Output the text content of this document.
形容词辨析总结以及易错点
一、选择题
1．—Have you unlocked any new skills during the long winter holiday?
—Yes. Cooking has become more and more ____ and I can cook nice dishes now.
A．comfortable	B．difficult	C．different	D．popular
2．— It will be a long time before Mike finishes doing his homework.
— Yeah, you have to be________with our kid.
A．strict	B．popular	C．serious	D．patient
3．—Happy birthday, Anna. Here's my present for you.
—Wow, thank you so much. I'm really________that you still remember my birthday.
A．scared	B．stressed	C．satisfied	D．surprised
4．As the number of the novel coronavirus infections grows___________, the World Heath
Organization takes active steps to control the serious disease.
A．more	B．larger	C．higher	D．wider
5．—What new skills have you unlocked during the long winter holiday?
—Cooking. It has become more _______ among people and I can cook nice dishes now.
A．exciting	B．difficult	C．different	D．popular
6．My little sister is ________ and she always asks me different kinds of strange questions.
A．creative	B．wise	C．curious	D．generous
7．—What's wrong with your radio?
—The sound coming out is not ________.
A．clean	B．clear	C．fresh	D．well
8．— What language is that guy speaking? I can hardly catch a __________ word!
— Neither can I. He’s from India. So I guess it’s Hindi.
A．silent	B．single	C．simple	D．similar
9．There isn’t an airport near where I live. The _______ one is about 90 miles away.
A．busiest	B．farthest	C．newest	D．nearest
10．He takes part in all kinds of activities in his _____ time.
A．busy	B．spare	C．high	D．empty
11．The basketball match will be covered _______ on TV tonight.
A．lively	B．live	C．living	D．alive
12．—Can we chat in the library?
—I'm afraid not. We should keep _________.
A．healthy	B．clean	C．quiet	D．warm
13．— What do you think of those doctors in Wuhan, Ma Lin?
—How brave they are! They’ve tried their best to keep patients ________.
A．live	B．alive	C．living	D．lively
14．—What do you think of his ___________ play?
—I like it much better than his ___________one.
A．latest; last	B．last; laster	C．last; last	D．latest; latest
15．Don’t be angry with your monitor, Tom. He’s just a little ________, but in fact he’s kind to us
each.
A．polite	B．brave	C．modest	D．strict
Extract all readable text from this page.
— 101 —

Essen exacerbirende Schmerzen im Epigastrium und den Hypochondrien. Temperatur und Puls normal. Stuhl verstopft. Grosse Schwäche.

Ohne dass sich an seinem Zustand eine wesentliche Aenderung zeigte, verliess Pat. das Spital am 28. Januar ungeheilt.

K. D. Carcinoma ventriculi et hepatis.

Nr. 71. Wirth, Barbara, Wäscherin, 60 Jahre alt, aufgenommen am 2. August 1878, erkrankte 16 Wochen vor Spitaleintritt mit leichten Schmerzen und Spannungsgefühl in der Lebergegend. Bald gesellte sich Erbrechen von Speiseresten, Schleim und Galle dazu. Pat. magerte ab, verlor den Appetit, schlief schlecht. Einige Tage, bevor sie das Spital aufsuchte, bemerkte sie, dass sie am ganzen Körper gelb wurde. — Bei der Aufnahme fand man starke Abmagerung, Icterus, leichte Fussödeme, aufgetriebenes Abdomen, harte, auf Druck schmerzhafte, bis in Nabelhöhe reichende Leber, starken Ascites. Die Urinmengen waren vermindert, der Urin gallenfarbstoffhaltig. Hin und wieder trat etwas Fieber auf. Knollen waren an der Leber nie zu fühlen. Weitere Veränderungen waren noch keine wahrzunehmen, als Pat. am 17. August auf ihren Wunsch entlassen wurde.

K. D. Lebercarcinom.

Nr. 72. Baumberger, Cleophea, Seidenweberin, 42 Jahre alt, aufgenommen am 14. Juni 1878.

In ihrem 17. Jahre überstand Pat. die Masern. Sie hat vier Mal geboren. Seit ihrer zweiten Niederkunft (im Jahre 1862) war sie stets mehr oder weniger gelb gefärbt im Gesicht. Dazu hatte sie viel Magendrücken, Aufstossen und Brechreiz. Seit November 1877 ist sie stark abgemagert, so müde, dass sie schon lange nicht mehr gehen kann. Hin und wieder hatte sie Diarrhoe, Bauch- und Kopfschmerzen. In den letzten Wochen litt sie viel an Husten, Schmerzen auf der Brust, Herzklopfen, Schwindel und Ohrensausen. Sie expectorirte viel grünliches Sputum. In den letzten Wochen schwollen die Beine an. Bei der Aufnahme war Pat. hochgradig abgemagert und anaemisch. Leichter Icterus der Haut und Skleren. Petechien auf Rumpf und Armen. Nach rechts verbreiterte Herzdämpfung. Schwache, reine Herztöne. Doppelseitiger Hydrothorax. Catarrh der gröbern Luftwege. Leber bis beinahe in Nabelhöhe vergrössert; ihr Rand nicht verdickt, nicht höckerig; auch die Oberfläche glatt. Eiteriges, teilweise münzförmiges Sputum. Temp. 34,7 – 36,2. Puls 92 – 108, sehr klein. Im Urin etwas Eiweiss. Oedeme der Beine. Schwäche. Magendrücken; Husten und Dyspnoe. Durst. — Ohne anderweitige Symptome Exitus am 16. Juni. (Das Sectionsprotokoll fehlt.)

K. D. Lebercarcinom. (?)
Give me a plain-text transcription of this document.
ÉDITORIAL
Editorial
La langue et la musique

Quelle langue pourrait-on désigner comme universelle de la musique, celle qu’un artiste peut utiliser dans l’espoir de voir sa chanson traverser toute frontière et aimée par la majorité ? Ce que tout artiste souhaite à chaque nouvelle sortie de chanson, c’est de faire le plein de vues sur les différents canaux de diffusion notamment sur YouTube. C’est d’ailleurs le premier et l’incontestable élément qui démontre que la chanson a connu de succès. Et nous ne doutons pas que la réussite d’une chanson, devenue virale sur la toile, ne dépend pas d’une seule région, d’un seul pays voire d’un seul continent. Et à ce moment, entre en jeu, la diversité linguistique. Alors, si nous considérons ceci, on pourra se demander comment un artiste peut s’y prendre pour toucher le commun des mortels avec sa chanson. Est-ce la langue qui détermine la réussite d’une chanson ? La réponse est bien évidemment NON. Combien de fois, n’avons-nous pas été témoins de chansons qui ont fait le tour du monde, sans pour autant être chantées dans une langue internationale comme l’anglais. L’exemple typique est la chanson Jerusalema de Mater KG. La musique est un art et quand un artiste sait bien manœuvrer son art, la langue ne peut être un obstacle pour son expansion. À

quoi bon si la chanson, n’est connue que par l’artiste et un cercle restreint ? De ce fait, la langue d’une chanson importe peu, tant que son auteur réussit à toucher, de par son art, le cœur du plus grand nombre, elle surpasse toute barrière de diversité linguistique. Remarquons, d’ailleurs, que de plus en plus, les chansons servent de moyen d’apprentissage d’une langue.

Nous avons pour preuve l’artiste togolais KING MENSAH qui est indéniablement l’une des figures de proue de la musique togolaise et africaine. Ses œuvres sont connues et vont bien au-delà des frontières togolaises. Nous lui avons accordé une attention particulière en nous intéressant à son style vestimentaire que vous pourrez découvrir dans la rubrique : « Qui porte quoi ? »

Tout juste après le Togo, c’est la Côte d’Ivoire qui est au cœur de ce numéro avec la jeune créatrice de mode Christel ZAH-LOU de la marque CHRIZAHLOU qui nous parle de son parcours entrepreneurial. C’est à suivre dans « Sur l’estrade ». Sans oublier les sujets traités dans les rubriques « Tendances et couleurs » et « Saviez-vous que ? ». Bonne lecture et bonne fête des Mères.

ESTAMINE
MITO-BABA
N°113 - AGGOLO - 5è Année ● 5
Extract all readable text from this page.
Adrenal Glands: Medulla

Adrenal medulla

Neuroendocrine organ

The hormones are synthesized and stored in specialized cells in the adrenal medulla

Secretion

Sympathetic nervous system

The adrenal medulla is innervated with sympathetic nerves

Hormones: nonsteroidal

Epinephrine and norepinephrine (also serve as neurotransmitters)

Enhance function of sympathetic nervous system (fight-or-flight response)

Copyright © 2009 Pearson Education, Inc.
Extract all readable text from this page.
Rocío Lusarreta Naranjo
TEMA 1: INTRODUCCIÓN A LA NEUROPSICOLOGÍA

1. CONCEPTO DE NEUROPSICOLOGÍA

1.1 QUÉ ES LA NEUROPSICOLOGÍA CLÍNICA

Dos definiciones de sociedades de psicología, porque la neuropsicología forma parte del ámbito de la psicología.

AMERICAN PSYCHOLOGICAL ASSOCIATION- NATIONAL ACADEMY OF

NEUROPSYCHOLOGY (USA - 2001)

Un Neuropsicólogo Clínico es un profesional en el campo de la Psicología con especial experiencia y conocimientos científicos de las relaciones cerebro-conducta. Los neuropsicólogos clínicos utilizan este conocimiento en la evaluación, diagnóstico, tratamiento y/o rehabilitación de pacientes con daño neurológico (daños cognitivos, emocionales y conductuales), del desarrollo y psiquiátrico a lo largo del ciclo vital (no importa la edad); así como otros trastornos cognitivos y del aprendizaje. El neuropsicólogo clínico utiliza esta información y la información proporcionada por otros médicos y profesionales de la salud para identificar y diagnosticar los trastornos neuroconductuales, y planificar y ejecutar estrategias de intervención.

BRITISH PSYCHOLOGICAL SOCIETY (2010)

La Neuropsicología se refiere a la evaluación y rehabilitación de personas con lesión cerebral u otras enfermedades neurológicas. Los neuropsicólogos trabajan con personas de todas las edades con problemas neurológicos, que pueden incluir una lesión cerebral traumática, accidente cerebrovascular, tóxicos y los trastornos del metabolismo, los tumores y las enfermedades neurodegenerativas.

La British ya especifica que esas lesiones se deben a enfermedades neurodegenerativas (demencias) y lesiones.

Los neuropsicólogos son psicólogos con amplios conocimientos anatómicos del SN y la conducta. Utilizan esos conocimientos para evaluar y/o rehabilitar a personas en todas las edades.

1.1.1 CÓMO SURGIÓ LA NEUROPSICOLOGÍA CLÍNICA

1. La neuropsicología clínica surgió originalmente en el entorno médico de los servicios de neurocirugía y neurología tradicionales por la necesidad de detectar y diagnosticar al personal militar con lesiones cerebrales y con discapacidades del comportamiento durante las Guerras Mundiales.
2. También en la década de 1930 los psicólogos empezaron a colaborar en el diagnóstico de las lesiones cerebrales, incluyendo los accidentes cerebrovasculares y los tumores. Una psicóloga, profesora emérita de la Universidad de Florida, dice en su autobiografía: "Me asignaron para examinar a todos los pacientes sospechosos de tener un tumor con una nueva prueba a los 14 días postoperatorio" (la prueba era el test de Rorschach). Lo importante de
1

Exercise requirements: Which lines in the records above include the word "during"? Copy them out.

Finished exercise:
1．—Have you unlocked any new skills during the long winter holiday?
5．—What new skills have you unlocked during the long winter holiday?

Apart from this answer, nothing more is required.